**AIM OF THE TASK:**
From the records, pick out and copy each line containing "Expenditure".

(Dataset rows about figures)
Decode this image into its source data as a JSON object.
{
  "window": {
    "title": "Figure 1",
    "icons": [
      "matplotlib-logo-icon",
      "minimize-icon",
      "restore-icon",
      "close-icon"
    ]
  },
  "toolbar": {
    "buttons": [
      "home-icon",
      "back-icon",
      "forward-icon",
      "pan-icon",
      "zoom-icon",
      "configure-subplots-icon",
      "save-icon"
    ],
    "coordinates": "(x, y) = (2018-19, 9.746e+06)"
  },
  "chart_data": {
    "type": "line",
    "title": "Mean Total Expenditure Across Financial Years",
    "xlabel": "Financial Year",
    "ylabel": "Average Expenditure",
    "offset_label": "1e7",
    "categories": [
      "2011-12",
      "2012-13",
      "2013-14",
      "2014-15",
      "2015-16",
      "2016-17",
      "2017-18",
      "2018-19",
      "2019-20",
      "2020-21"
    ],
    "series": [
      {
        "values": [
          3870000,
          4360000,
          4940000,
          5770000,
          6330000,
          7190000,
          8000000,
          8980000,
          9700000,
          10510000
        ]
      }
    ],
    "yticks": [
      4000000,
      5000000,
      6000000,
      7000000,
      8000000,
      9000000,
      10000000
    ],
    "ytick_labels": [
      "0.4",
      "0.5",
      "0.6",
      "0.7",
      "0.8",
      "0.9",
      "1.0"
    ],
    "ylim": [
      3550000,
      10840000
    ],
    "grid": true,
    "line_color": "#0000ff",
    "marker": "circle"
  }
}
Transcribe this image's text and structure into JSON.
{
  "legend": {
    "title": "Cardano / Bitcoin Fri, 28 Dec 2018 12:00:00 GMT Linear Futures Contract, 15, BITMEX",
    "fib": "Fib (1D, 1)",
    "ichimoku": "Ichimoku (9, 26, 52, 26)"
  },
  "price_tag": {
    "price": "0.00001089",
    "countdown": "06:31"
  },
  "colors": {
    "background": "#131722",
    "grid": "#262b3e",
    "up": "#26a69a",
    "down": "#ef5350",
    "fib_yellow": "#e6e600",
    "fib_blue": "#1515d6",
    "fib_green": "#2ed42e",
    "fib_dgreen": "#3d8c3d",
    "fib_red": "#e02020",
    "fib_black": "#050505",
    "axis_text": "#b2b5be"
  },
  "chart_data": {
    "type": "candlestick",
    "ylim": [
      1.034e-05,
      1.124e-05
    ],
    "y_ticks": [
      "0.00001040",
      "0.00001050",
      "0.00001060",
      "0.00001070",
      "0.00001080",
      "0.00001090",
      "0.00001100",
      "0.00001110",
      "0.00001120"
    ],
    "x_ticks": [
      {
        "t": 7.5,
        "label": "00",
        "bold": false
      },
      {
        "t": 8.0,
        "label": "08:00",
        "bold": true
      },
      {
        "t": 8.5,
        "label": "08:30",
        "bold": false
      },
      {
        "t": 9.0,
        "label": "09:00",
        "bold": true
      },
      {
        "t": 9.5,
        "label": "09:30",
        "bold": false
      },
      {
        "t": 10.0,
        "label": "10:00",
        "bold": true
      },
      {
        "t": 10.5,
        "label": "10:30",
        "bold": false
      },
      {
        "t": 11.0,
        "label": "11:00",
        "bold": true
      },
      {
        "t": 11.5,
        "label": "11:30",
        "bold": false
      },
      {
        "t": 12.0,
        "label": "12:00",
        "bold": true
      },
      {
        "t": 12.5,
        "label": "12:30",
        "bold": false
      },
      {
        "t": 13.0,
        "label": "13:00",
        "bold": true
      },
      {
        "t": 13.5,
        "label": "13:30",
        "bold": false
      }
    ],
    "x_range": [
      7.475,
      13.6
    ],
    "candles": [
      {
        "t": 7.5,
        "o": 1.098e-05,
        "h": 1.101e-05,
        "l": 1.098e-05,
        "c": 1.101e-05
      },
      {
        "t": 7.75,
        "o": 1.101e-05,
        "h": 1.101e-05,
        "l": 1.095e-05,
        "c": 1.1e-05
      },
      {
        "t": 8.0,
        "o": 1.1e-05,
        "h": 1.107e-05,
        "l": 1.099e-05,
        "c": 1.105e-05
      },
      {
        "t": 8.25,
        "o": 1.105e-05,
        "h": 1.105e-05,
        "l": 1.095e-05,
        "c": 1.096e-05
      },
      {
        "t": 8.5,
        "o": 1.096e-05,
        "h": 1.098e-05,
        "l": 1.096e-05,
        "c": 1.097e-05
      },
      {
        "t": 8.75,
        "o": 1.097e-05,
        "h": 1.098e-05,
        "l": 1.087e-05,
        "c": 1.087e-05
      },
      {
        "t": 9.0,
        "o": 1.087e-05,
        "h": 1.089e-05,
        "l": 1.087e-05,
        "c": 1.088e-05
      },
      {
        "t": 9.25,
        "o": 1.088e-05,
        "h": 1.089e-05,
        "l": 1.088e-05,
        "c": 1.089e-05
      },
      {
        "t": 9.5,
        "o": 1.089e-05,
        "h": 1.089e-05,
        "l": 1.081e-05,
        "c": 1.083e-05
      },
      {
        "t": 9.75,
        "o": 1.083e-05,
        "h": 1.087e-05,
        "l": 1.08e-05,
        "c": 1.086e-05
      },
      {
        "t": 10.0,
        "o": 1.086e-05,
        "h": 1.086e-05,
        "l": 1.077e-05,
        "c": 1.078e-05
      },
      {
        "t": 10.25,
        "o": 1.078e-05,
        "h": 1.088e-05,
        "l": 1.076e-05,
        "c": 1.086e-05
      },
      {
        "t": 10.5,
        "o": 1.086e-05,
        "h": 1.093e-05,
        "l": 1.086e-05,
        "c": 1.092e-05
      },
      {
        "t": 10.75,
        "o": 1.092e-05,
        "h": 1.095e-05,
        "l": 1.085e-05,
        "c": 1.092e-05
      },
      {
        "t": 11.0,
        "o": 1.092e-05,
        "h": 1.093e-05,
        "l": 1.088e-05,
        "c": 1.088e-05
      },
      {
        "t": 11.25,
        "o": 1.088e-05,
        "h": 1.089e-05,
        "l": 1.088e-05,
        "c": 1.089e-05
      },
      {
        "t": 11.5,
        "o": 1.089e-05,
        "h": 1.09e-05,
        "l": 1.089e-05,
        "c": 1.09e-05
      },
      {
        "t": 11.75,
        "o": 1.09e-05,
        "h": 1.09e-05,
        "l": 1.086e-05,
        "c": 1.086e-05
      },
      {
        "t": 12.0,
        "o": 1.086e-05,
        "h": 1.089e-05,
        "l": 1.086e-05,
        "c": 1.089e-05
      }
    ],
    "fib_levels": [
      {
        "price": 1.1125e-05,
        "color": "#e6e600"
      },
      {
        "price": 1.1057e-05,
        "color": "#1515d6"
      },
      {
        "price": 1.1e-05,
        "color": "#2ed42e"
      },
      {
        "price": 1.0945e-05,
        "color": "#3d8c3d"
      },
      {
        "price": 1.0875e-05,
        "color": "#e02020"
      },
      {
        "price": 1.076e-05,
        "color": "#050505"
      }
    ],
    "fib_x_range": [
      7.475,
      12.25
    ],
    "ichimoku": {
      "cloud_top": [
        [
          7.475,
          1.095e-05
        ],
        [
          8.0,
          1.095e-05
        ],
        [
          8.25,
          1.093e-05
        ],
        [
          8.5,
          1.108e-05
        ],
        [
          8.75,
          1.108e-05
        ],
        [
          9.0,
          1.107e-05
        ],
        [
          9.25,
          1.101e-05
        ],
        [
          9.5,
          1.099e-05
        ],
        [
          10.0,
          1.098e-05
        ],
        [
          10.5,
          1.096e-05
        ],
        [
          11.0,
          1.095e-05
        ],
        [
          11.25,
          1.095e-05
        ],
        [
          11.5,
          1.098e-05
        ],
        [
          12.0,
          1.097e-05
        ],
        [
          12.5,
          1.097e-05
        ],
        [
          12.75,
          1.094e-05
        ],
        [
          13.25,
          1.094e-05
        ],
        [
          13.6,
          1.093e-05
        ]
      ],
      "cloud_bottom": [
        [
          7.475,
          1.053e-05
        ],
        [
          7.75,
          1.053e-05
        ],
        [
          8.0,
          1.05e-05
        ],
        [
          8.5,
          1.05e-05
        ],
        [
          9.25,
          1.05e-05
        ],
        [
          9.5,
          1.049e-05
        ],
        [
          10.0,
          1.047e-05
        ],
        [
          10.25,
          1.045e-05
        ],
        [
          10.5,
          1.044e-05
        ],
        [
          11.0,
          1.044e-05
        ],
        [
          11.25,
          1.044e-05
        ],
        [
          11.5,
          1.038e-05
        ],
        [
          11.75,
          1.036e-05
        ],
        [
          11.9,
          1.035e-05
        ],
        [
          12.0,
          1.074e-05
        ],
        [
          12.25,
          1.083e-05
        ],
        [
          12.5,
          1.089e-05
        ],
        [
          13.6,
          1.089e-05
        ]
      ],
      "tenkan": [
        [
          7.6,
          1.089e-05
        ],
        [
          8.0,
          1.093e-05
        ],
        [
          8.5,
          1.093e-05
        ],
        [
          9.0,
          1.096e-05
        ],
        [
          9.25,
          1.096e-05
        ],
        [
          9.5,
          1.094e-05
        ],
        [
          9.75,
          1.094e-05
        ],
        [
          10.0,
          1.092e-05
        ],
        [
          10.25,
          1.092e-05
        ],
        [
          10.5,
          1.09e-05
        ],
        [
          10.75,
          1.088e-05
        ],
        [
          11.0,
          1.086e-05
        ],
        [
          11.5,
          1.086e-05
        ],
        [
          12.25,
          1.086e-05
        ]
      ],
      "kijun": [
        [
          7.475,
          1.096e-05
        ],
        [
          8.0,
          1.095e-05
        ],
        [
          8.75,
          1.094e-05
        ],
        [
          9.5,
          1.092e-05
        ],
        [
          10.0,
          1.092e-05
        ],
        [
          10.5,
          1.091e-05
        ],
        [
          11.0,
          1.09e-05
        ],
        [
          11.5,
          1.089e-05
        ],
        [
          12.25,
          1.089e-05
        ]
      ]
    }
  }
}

**TASK SOLUTION:**
    "title": "Mean Total Expenditure Across Financial Years",
    "ylabel": "Average Expenditure",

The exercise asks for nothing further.